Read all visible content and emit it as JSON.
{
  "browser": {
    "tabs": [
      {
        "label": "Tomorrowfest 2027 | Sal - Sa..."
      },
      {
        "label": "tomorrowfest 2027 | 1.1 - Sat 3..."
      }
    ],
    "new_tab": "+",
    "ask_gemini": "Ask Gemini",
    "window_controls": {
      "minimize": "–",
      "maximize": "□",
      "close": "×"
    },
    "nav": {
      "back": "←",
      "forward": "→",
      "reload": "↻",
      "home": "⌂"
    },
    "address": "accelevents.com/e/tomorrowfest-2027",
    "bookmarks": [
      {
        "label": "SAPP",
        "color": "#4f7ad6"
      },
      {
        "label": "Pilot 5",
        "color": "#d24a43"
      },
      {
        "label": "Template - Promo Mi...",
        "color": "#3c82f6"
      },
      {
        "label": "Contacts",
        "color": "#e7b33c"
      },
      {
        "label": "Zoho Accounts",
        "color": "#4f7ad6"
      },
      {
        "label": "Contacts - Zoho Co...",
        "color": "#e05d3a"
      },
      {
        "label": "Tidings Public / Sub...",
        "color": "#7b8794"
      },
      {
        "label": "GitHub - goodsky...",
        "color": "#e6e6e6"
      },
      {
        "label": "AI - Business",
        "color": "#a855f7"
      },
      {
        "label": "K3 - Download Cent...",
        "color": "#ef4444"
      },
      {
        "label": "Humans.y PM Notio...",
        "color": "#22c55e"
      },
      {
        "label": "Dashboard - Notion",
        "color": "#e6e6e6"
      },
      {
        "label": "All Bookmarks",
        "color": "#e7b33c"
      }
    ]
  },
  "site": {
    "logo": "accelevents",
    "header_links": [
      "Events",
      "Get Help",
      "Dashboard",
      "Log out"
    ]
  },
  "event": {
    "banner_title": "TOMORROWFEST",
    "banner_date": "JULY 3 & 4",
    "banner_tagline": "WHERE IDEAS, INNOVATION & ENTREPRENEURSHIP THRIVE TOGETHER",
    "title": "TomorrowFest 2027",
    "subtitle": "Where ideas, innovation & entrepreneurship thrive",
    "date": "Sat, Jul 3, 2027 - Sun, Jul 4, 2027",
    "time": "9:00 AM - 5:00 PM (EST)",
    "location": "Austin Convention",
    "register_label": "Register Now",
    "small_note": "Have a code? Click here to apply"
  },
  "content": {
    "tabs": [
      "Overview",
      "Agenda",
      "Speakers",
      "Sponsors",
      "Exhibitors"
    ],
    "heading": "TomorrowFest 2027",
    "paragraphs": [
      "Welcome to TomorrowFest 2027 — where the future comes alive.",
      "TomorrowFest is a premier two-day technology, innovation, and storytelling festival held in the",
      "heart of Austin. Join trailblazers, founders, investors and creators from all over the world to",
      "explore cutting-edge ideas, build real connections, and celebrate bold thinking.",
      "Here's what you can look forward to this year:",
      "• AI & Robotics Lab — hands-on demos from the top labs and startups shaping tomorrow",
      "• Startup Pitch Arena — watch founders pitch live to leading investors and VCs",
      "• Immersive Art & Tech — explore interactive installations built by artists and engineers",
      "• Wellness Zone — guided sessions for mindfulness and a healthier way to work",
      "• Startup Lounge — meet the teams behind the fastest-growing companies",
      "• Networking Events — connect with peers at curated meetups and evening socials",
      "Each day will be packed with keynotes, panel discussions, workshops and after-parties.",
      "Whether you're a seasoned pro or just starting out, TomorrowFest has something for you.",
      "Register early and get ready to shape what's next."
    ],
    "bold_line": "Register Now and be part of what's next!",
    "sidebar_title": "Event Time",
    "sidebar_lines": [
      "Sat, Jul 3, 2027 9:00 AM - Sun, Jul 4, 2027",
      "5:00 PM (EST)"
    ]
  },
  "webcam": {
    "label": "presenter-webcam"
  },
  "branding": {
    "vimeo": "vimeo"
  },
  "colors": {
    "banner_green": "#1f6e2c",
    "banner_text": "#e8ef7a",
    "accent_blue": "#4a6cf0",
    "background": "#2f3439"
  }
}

____

EXERCISE OBJECTIVE:
Check each line of the records above for the word "explore", then give the number of lines that have it, with no other words.

FINAL RESULT:
2